── Texte ──

Comment inciter les habitants à moins jeter, mieux recycler et composter ? Dans le nord de la Nouvelle-Aquitaine, cinq communautés de communes ont mis en place la tarification incitative, et d’autres leur emboîtent le pas. Le principe : chaque foyer paye en fonction du volume de déchets qu’il a généré. Un outil de rupture pour inciter les usagers à changer leurs comportements… et leur permettre de maîtriser leur facture. Etat des lieux et explications.


“L’enjeu est environnemental avant tout”

Dans l’île d’Oléron, depuis cet été, l’heure est à la communication et à la sensibilisation. Vingt-cinq agents sont sur le terrain pour rencontrer les habitants et les informer sur le fonctionnement de la tarification incitative. Ils commencent aussi à équiper les poubelles de puces qui permettront aux camions bennes de comptabiliser à l’année les levées de bacs d’ordures ménagères résiduelles (OMR) de chaque foyer. Puisque l’enjeu est bien là : inviter les habitants à réduire leur volume d’OMR. La facture variera en fonction du nombre de levées. « L’enjeu est environnemental avant tout, souligne Marie-Josée Villautreix, Vice-Présidente en charge de la gestion des déchets et du développement durable. Il faut encourager tout le monde à faire mieux, pour la maîtrise des déchets et pour payer moins. » La mise en œuvre de la tarification incitative sera effective à partir de 2022, mais dès 2021 ce sera une année blanche et chaque habitant recevra un document qui lui présentera ce qu’il aurait à payer si la tarification incitative était effective. Il pourra ainsi comparer avec sa facture actuelle. « On espère 20% de réduction des déchets, chiffre Marianne Girard, en charge du service Régie Oléron Déchets. Ces dix dernières années, nous avons déjà connu une baisse de 20%, car nous sommes déjà très engagés. Mais nous savons que nous avons encore une marge de manœuvre. » De l’autre côté du pont, dans la communauté de communes du Bassin de Marennes, la tarification incitative est entrée en vigueur dès 2015, sous la forme de redevance d’enlèvement des ordures ménagères incitative, ou REOMI (voir encadré). Le travail de communication auprès des habitants avait été initié dès 2013 et l’année test menée en 2014. Plus équitable, la facture est proportionnelle à l’utilisation réelle du service, comme l’explique Frédéric Thiebaux, responsable du pôle déchets :

“C’est un peu comme une facture d’eau ou d’électricité. Vous avez une partie abonnement fixe, en fonction de la taille de la poubelle grise qui dépend elle-même de la taille du foyer. Et une partie variable qui correspond au nombre de fois où on aura sorti son bac dans l’année. Nous facturons d’office huit passages. Au-delà, une tarification va s’appliquer : 2,31 euros pour la levée d’un bac standard de 120 litres. Avec ce système on incite les usagers à sortir leur bac plein, donc forcément pour retarder le remplissage ils vont mieux trier.”

───
── Lignes extraites ──

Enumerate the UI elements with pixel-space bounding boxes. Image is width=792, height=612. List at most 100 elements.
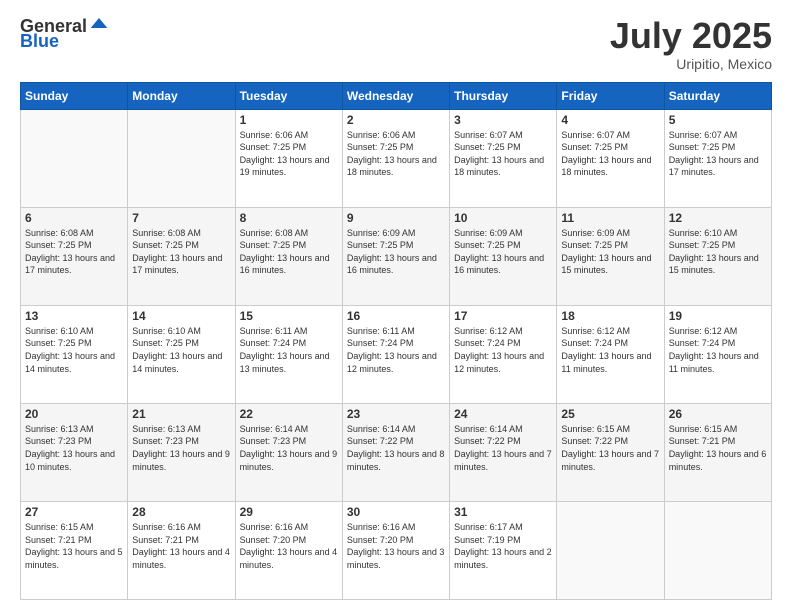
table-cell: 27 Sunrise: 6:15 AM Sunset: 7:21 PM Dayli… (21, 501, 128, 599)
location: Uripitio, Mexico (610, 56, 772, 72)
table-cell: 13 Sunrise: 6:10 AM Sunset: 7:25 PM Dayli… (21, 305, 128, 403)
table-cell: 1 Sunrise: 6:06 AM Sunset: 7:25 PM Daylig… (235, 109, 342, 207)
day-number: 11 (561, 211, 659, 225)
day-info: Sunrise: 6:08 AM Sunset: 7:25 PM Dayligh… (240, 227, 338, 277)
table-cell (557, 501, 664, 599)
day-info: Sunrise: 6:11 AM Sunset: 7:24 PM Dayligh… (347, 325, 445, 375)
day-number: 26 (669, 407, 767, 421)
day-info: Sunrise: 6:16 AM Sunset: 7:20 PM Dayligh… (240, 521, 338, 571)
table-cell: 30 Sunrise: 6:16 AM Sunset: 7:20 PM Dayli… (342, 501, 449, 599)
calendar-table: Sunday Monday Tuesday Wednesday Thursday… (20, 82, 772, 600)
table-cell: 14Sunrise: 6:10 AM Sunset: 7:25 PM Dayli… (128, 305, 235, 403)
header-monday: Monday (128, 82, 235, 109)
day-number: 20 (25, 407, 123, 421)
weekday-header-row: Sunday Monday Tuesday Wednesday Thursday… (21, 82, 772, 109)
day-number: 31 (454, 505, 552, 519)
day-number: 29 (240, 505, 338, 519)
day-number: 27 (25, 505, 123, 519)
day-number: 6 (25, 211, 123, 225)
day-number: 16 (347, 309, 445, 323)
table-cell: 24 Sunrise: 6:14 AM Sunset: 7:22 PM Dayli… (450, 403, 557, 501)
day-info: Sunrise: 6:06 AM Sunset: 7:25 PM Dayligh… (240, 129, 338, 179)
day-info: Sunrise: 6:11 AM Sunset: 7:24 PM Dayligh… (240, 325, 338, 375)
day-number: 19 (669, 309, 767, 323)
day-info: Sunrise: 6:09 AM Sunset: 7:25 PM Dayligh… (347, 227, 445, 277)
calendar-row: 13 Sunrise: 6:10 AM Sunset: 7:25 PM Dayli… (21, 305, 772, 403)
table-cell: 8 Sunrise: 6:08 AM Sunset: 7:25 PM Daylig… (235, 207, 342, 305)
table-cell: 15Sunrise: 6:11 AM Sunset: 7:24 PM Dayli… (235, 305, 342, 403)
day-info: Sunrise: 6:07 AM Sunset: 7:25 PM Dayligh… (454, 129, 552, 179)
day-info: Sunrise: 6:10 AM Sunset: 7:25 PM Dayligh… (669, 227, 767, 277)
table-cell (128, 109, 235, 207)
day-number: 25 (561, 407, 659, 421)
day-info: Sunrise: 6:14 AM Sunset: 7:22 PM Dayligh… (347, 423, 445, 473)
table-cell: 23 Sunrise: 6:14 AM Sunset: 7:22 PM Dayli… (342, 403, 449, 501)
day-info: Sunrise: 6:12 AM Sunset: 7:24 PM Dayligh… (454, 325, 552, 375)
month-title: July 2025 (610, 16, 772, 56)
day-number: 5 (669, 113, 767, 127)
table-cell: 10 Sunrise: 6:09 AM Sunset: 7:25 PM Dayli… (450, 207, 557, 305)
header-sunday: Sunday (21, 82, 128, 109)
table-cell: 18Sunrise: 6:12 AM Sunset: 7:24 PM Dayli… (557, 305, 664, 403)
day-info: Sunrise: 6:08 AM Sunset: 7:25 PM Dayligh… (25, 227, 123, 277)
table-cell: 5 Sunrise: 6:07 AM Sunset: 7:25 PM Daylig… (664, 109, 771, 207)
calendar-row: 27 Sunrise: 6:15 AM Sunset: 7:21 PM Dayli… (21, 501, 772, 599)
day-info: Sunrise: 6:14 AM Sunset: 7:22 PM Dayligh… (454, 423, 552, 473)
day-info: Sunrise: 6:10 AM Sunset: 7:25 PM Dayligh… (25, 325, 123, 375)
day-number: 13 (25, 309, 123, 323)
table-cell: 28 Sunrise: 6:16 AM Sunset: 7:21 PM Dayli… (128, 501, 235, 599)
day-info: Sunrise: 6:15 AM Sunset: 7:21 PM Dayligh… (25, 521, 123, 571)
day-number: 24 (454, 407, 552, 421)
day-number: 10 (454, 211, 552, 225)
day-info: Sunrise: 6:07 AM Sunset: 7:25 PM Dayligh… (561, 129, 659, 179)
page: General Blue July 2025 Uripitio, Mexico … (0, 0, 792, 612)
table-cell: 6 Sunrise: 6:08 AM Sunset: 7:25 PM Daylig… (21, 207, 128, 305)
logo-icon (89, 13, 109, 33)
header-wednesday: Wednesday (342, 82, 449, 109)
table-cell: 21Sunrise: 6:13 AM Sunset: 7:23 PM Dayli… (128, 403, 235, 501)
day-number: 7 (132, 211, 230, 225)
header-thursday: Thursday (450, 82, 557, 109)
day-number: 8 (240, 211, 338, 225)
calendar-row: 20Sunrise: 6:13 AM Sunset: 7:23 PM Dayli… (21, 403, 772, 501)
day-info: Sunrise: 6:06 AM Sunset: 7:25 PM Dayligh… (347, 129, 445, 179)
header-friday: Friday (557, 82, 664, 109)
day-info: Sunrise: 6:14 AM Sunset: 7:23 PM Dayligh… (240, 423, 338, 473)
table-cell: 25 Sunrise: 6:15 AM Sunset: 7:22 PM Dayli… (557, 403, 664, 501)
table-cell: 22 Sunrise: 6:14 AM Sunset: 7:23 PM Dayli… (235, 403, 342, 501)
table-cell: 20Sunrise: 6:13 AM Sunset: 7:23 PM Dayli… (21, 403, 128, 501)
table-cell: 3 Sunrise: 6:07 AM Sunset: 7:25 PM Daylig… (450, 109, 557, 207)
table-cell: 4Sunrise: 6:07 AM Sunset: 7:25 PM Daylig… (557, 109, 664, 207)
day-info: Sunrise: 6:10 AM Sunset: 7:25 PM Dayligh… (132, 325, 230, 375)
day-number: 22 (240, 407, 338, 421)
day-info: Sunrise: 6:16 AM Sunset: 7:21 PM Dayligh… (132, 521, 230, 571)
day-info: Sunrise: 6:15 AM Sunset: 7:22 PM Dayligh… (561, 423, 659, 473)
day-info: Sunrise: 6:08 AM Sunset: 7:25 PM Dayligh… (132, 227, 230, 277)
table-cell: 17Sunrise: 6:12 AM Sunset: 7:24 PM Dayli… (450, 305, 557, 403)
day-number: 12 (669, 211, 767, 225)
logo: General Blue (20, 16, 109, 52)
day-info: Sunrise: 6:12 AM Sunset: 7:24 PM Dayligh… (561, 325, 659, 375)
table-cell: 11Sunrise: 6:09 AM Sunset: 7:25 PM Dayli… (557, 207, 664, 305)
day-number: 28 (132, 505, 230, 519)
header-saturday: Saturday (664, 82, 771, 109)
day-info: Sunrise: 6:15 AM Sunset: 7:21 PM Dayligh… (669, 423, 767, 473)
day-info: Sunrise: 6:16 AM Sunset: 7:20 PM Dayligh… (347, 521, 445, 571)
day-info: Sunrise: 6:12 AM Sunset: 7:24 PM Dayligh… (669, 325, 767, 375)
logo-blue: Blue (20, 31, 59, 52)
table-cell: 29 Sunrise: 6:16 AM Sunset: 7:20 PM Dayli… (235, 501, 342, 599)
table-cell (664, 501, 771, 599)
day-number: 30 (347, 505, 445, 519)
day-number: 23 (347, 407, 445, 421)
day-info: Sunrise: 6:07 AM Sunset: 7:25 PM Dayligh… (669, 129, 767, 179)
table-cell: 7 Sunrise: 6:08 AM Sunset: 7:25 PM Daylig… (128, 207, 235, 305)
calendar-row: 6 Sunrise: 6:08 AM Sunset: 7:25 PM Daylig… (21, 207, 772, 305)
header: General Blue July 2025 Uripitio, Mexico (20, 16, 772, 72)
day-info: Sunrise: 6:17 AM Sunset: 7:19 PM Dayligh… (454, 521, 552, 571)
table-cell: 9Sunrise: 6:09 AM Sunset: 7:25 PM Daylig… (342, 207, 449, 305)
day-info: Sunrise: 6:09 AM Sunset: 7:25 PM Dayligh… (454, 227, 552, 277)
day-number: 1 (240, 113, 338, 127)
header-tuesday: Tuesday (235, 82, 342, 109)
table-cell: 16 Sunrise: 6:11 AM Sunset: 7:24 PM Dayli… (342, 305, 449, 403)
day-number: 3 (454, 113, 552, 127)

───

▶ **Actions demandées**:
[1] Extrayez, s’il vous plaît, du texte sur la tarification incitative le passage qui commence aux mots « Comment inciter les » et s’arrête après « lieux et explications. ».
[2] Pour chaque affirmation, dites si elle concorde avec le texte sur la tarification incitative en répondant oui ou non et en citant mot pour mot les termes décisifs : (a) À Oléron, la tarification incitative sera effective à partir de 2022 ; (b) dans le Bassin de Marennes, l’année test a été menée en 2013 ; (c) à Oléron, quarante agents sont sur le terrain.
Les lignes n’ont aucun lien avec le texte.

▶ **Problèmes résolus**:
[1]
Comment inciter les habitants à moins jeter, mieux recycler et composter ? Dans le nord de la Nouvelle-Aquitaine, cinq communautés de communes ont mis en place la tarification incitative, et d’autres leur emboîtent le pas. Le principe : chaque foyer paye en fonction du volume de déchets qu’il a généré. Un outil de rupture pour inciter les usagers à changer leurs comportements… et leur permettre de maîtriser leur facture. Etat des lieux et explications.

[2]
(a) Oui : « La mise en œuvre de la tarification incitative sera effective à partir de 2022 »
(b) Non : « et l’année test menée en 2014 »
(c) Non : « Vingt-cinq agents sont sur le terrain »